Written exercise
State how many lines hold the word "Sealed", with no other words.

Recorded information

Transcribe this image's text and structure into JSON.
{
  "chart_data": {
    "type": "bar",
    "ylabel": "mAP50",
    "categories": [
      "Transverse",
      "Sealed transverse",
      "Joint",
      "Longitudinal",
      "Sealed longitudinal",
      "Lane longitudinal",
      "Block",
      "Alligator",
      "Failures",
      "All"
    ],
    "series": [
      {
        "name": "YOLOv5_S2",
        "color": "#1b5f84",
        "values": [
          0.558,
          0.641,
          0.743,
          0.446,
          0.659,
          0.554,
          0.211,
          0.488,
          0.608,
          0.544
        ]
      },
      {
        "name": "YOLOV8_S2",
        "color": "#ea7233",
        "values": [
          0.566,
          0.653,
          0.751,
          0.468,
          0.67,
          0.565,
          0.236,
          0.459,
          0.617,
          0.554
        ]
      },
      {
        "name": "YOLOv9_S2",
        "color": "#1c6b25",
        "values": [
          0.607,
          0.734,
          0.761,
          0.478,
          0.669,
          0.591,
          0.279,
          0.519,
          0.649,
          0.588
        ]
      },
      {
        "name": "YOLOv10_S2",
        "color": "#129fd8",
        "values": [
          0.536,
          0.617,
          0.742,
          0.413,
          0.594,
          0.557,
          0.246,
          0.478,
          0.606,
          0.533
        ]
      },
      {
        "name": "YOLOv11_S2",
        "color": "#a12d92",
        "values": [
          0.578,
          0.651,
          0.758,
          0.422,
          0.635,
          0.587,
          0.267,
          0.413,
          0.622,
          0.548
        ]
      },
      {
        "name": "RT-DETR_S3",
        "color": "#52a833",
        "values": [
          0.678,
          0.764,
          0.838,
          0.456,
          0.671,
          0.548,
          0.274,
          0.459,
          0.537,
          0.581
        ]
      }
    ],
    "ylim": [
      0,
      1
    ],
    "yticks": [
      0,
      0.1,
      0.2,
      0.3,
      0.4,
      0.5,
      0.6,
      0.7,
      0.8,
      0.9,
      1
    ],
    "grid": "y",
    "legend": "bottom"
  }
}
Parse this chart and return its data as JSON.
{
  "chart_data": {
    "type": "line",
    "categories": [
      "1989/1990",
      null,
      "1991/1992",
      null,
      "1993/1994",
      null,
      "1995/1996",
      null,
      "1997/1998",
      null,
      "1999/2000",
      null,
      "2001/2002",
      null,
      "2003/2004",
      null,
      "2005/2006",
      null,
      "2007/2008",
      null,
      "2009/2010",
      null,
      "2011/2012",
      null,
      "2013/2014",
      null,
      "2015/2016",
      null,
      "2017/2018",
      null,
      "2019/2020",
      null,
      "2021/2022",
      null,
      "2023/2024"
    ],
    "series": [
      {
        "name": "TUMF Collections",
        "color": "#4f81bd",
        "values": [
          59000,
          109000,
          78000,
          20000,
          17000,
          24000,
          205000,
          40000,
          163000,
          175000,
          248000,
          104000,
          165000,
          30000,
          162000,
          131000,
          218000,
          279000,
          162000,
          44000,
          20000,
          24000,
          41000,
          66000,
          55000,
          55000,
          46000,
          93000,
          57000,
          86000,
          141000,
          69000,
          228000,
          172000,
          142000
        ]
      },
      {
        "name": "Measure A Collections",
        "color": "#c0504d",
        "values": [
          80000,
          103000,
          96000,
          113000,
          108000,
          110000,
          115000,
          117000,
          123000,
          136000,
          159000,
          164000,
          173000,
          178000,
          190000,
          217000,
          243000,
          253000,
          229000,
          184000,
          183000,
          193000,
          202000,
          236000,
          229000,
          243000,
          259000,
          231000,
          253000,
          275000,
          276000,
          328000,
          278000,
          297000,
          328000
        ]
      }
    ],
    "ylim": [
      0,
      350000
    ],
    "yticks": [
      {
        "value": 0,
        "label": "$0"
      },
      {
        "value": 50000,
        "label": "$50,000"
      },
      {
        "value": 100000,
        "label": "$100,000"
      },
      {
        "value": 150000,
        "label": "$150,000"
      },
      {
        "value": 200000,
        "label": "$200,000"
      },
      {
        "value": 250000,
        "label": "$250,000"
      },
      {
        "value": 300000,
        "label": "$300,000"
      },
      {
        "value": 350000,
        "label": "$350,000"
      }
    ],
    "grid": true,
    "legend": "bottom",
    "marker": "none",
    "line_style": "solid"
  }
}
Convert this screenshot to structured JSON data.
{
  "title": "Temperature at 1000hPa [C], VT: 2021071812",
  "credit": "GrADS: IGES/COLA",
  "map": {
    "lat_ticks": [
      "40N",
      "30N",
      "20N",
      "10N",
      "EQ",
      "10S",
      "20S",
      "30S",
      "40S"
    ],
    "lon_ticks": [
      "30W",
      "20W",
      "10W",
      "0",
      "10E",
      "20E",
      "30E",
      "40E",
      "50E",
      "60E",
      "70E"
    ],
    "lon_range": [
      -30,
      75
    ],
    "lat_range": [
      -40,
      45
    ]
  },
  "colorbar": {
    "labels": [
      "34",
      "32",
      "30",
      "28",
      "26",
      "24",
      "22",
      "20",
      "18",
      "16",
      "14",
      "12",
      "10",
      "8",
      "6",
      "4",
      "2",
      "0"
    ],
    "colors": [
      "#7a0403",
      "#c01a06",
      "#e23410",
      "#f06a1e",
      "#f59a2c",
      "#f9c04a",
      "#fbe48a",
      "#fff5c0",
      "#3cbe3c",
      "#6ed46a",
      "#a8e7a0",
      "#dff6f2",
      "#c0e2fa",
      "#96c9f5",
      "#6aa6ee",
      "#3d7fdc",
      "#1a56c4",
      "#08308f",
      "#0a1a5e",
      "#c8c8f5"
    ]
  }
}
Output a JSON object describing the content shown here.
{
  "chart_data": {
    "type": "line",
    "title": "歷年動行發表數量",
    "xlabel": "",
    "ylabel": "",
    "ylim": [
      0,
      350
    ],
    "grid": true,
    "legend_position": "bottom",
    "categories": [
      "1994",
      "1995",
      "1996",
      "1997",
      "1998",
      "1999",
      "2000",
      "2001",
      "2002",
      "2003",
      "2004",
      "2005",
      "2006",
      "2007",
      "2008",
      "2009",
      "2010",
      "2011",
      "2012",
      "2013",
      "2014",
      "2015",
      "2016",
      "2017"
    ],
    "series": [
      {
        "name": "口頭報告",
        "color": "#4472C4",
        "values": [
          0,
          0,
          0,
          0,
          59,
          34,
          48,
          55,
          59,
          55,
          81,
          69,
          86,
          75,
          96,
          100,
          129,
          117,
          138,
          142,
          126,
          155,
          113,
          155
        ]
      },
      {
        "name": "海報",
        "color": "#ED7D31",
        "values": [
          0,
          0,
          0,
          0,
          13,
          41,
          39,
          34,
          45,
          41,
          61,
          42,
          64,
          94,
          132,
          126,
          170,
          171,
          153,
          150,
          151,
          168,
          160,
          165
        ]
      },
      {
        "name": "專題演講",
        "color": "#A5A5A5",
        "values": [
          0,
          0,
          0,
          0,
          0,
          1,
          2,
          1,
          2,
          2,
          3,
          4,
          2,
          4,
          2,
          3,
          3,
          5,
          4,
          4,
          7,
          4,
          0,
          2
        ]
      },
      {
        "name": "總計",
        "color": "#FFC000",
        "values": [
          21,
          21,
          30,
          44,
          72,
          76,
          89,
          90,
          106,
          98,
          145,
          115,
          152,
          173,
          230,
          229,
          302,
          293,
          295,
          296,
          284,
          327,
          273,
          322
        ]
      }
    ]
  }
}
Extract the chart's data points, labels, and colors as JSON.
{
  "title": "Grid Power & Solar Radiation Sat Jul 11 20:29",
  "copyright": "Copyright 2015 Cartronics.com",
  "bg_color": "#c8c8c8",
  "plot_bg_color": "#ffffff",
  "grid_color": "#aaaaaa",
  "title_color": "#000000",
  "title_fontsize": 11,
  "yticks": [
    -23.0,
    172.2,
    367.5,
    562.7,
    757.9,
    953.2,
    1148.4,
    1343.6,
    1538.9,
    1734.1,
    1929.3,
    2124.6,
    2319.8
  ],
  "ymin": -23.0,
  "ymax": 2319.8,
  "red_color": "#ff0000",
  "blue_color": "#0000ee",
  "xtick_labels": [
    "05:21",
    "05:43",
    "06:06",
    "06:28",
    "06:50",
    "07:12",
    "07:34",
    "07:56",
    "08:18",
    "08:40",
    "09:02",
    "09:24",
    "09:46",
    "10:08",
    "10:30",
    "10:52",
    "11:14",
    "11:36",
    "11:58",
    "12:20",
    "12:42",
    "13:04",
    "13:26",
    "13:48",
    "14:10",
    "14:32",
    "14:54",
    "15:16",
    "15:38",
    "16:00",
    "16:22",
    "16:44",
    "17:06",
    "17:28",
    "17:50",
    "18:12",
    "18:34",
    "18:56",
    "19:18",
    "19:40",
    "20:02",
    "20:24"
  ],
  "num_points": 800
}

Result
2